[Dataset items]
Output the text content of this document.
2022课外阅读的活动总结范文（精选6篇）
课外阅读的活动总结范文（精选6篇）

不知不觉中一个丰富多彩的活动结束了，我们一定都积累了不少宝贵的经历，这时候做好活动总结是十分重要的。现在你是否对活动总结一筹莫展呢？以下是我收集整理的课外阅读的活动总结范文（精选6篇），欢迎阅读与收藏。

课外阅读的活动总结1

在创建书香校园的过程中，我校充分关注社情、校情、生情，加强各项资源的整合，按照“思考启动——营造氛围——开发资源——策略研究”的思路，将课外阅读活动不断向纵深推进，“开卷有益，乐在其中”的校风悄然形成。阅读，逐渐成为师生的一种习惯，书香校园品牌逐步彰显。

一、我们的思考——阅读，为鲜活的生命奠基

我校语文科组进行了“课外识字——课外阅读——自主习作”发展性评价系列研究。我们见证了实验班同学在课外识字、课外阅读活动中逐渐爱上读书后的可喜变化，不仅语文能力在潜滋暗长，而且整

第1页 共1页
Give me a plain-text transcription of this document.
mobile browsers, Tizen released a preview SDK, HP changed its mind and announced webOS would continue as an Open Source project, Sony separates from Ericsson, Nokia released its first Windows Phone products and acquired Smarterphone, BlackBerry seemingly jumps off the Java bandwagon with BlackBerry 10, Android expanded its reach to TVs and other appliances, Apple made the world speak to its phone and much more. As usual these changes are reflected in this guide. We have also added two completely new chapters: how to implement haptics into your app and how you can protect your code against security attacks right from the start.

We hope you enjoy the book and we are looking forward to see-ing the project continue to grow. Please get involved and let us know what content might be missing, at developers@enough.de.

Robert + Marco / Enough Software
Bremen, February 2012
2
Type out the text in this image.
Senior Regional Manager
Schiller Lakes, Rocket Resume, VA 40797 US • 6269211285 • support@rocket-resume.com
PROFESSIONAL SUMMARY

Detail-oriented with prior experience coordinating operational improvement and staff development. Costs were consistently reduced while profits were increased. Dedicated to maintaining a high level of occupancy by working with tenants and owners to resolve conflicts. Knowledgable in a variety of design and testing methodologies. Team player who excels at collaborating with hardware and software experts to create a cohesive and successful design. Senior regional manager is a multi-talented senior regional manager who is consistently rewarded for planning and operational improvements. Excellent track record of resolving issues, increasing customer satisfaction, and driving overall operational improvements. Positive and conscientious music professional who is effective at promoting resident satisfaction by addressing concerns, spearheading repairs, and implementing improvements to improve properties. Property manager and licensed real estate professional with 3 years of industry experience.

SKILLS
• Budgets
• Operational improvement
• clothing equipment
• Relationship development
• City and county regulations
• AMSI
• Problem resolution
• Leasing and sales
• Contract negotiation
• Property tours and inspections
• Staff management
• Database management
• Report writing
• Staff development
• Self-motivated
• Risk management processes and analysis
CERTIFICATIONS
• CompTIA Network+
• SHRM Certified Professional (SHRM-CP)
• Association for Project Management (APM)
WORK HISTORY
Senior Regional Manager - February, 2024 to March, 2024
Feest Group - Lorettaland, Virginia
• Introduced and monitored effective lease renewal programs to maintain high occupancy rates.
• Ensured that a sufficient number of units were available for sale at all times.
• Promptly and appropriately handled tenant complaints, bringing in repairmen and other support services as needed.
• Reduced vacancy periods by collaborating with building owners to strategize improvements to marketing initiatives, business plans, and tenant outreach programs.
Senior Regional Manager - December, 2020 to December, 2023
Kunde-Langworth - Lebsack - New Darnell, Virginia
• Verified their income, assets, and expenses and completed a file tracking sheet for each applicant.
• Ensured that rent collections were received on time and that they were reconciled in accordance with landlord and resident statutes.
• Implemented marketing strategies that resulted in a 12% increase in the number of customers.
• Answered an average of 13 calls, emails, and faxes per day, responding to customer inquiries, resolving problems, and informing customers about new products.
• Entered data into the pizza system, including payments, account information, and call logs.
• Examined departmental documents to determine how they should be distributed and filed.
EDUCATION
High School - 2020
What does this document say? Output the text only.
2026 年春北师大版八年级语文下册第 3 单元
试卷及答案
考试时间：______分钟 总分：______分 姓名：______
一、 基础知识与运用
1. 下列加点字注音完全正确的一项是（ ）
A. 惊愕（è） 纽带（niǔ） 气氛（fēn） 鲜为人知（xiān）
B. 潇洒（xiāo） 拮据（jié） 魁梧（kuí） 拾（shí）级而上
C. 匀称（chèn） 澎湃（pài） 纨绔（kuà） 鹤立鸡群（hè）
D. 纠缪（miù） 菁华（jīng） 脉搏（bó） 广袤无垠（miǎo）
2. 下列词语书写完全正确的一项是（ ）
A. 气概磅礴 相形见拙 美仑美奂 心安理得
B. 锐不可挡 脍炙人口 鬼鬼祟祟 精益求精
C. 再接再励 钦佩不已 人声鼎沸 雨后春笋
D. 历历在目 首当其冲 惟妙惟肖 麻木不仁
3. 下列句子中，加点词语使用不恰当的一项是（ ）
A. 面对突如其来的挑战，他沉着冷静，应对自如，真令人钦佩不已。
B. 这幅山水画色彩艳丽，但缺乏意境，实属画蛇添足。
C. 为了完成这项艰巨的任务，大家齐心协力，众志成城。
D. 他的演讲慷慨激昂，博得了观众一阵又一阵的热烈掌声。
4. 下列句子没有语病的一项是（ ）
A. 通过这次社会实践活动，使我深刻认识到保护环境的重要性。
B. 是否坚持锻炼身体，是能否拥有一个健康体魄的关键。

### [Short problem]
Each record should come back exactly as written.

### [Task response]
Output the text content of this document.
2022课外阅读的活动总结范文（精选6篇）
课外阅读的活动总结范文（精选6篇）

不知不觉中一个丰富多彩的活动结束了，我们一定都积累了不少宝贵的经历，这时候做好活动总结是十分重要的。现在你是否对活动总结一筹莫展呢？以下是我收集整理的课外阅读的活动总结范文（精选6篇），欢迎阅读与收藏。

课外阅读的活动总结1

在创建书香校园的过程中，我校充分关注社情、校情、生情，加强各项资源的整合，按照“思考启动——营造氛围——开发资源——策略研究”的思路，将课外阅读活动不断向纵深推进，“开卷有益，乐在其中”的校风悄然形成。阅读，逐渐成为师生的一种习惯，书香校园品牌逐步彰显。

一、我们的思考——阅读，为鲜活的生命奠基

我校语文科组进行了“课外识字——课外阅读——自主习作”发展性评价系列研究。我们见证了实验班同学在课外识字、课外阅读活动中逐渐爱上读书后的可喜变化，不仅语文能力在潜滋暗长，而且整

第1页 共1页
Give me a plain-text transcription of this document.
mobile browsers, Tizen released a preview SDK, HP changed its mind and announced webOS would continue as an Open Source project, Sony separates from Ericsson, Nokia released its first Windows Phone products and acquired Smarterphone, BlackBerry seemingly jumps off the Java bandwagon with BlackBerry 10, Android expanded its reach to TVs and other appliances, Apple made the world speak to its phone and much more. As usual these changes are reflected in this guide. We have also added two completely new chapters: how to implement haptics into your app and how you can protect your code against security attacks right from the start.

We hope you enjoy the book and we are looking forward to see-ing the project continue to grow. Please get involved and let us know what content might be missing, at developers@enough.de.

Robert + Marco / Enough Software
Bremen, February 2012
2
Type out the text in this image.
Senior Regional Manager
Schiller Lakes, Rocket Resume, VA 40797 US • 6269211285 • support@rocket-resume.com
PROFESSIONAL SUMMARY

Detail-oriented with prior experience coordinating operational improvement and staff development. Costs were consistently reduced while profits were increased. Dedicated to maintaining a high level of occupancy by working with tenants and owners to resolve conflicts. Knowledgable in a variety of design and testing methodologies. Team player who excels at collaborating with hardware and software experts to create a cohesive and successful design. Senior regional manager is a multi-talented senior regional manager who is consistently rewarded for planning and operational improvements. Excellent track record of resolving issues, increasing customer satisfaction, and driving overall operational improvements. Positive and conscientious music professional who is effective at promoting resident satisfaction by addressing concerns, spearheading repairs, and implementing improvements to improve properties. Property manager and licensed real estate professional with 3 years of industry experience.

SKILLS
• Budgets
• Operational improvement
• clothing equipment
• Relationship development
• City and county regulations
• AMSI
• Problem resolution
• Leasing and sales
• Contract negotiation
• Property tours and inspections
• Staff management
• Database management
• Report writing
• Staff development
• Self-motivated
• Risk management processes and analysis
CERTIFICATIONS
• CompTIA Network+
• SHRM Certified Professional (SHRM-CP)
• Association for Project Management (APM)
WORK HISTORY
Senior Regional Manager - February, 2024 to March, 2024
Feest Group - Lorettaland, Virginia
• Introduced and monitored effective lease renewal programs to maintain high occupancy rates.
• Ensured that a sufficient number of units were available for sale at all times.
• Promptly and appropriately handled tenant complaints, bringing in repairmen and other support services as needed.
• Reduced vacancy periods by collaborating with building owners to strategize improvements to marketing initiatives, business plans, and tenant outreach programs.
Senior Regional Manager - December, 2020 to December, 2023
Kunde-Langworth - Lebsack - New Darnell, Virginia
• Verified their income, assets, and expenses and completed a file tracking sheet for each applicant.
• Ensured that rent collections were received on time and that they were reconciled in accordance with landlord and resident statutes.
• Implemented marketing strategies that resulted in a 12% increase in the number of customers.
• Answered an average of 13 calls, emails, and faxes per day, responding to customer inquiries, resolving problems, and informing customers about new products.
• Entered data into the pizza system, including payments, account information, and call logs.
• Examined departmental documents to determine how they should be distributed and filed.
EDUCATION
High School - 2020
What does this document say? Output the text only.
2026 年春北师大版八年级语文下册第 3 单元
试卷及答案
考试时间：______分钟 总分：______分 姓名：______
一、 基础知识与运用
1. 下列加点字注音完全正确的一项是（ ）
A. 惊愕（è） 纽带（niǔ） 气氛（fēn） 鲜为人知（xiān）
B. 潇洒（xiāo） 拮据（jié） 魁梧（kuí） 拾（shí）级而上
C. 匀称（chèn） 澎湃（pài） 纨绔（kuà） 鹤立鸡群（hè）
D. 纠缪（miù） 菁华（jīng） 脉搏（bó） 广袤无垠（miǎo）
2. 下列词语书写完全正确的一项是（ ）
A. 气概磅礴 相形见拙 美仑美奂 心安理得
B. 锐不可挡 脍炙人口 鬼鬼祟祟 精益求精
C. 再接再励 钦佩不已 人声鼎沸 雨后春笋
D. 历历在目 首当其冲 惟妙惟肖 麻木不仁
3. 下列句子中，加点词语使用不恰当的一项是（ ）
A. 面对突如其来的挑战，他沉着冷静，应对自如，真令人钦佩不已。
B. 这幅山水画色彩艳丽，但缺乏意境，实属画蛇添足。
C. 为了完成这项艰巨的任务，大家齐心协力，众志成城。
D. 他的演讲慷慨激昂，博得了观众一阵又一阵的热烈掌声。
4. 下列句子没有语病的一项是（ ）
A. 通过这次社会实践活动，使我深刻认识到保护环境的重要性。
B. 是否坚持锻炼身体，是能否拥有一个健康体魄的关键。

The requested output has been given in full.